--- Start of INPUT ROWS ---

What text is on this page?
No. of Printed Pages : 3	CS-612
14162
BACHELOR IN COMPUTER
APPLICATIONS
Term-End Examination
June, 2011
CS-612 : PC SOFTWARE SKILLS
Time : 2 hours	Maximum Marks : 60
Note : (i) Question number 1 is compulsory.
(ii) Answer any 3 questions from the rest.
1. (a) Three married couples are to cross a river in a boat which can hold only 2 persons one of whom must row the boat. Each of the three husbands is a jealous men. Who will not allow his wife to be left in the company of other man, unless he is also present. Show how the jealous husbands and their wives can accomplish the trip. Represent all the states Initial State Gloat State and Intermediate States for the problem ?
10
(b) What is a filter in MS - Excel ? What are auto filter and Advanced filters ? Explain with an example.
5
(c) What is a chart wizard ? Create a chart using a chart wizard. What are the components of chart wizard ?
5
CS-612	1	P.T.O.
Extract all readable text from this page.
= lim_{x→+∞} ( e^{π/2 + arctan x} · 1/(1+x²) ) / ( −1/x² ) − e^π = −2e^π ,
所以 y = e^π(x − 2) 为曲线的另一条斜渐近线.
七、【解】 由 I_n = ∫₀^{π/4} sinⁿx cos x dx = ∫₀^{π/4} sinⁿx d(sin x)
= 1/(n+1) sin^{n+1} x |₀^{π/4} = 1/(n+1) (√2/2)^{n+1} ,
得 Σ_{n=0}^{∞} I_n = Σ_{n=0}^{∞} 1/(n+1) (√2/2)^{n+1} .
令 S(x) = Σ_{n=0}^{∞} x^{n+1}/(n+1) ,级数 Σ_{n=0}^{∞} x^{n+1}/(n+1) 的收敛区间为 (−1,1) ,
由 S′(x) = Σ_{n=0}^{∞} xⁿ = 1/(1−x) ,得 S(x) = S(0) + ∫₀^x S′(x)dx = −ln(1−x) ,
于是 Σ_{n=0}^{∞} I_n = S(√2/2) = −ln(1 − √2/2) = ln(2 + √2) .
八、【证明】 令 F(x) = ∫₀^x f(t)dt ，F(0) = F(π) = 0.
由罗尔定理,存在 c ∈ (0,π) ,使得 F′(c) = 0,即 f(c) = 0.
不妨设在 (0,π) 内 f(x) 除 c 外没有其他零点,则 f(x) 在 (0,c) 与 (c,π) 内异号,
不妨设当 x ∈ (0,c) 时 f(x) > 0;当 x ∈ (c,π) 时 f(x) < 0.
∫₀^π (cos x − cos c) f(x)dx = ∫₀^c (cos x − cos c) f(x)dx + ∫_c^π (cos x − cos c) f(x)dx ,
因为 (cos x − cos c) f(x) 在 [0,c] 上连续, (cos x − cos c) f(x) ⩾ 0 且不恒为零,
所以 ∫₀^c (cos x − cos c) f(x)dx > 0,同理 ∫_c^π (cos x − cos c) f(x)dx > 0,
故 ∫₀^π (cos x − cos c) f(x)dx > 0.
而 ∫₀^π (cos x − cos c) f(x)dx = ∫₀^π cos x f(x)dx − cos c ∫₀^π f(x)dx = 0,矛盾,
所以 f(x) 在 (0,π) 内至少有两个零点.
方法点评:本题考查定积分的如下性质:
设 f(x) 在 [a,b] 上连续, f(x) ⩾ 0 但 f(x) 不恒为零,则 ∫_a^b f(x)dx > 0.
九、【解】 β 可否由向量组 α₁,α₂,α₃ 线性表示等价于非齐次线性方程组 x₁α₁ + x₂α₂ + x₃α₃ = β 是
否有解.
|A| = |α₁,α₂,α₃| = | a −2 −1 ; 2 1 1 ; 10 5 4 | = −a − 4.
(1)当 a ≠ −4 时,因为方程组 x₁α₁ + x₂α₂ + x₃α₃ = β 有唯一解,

--- End of INPUT ROWS ---

Copy the data above in full, character for character.

What text is on this page?
No. of Printed Pages : 3	CS-612
14162
BACHELOR IN COMPUTER
APPLICATIONS
Term-End Examination
June, 2011
CS-612 : PC SOFTWARE SKILLS
Time : 2 hours	Maximum Marks : 60
Note : (i) Question number 1 is compulsory.
(ii) Answer any 3 questions from the rest.
1. (a) Three married couples are to cross a river in a boat which can hold only 2 persons one of whom must row the boat. Each of the three husbands is a jealous men. Who will not allow his wife to be left in the company of other man, unless he is also present. Show how the jealous husbands and their wives can accomplish the trip. Represent all the states Initial State Gloat State and Intermediate States for the problem ?
10
(b) What is a filter in MS - Excel ? What are auto filter and Advanced filters ? Explain with an example.
5
(c) What is a chart wizard ? Create a chart using a chart wizard. What are the components of chart wizard ?
5
CS-612	1	P.T.O.
Extract all readable text from this page.
= lim_{x→+∞} ( e^{π/2 + arctan x} · 1/(1+x²) ) / ( −1/x² ) − e^π = −2e^π ,
所以 y = e^π(x − 2) 为曲线的另一条斜渐近线.
七、【解】 由 I_n = ∫₀^{π/4} sinⁿx cos x dx = ∫₀^{π/4} sinⁿx d(sin x)
= 1/(n+1) sin^{n+1} x |₀^{π/4} = 1/(n+1) (√2/2)^{n+1} ,
得 Σ_{n=0}^{∞} I_n = Σ_{n=0}^{∞} 1/(n+1) (√2/2)^{n+1} .
令 S(x) = Σ_{n=0}^{∞} x^{n+1}/(n+1) ,级数 Σ_{n=0}^{∞} x^{n+1}/(n+1) 的收敛区间为 (−1,1) ,
由 S′(x) = Σ_{n=0}^{∞} xⁿ = 1/(1−x) ,得 S(x) = S(0) + ∫₀^x S′(x)dx = −ln(1−x) ,
于是 Σ_{n=0}^{∞} I_n = S(√2/2) = −ln(1 − √2/2) = ln(2 + √2) .
八、【证明】 令 F(x) = ∫₀^x f(t)dt ，F(0) = F(π) = 0.
由罗尔定理,存在 c ∈ (0,π) ,使得 F′(c) = 0,即 f(c) = 0.
不妨设在 (0,π) 内 f(x) 除 c 外没有其他零点,则 f(x) 在 (0,c) 与 (c,π) 内异号,
不妨设当 x ∈ (0,c) 时 f(x) > 0;当 x ∈ (c,π) 时 f(x) < 0.
∫₀^π (cos x − cos c) f(x)dx = ∫₀^c (cos x − cos c) f(x)dx + ∫_c^π (cos x − cos c) f(x)dx ,
因为 (cos x − cos c) f(x) 在 [0,c] 上连续, (cos x − cos c) f(x) ⩾ 0 且不恒为零,
所以 ∫₀^c (cos x − cos c) f(x)dx > 0,同理 ∫_c^π (cos x − cos c) f(x)dx > 0,
故 ∫₀^π (cos x − cos c) f(x)dx > 0.
而 ∫₀^π (cos x − cos c) f(x)dx = ∫₀^π cos x f(x)dx − cos c ∫₀^π f(x)dx = 0,矛盾,
所以 f(x) 在 (0,π) 内至少有两个零点.
方法点评:本题考查定积分的如下性质:
设 f(x) 在 [a,b] 上连续, f(x) ⩾ 0 但 f(x) 不恒为零,则 ∫_a^b f(x)dx > 0.
九、【解】 β 可否由向量组 α₁,α₂,α₃ 线性表示等价于非齐次线性方程组 x₁α₁ + x₂α₂ + x₃α₃ = β 是
否有解.
|A| = |α₁,α₂,α₃| = | a −2 −1 ; 2 1 1 ; 10 5 4 | = −a − 4.
(1)当 a ≠ −4 时,因为方程组 x₁α₁ + x₂α₂ + x₃α₃ = β 有唯一解,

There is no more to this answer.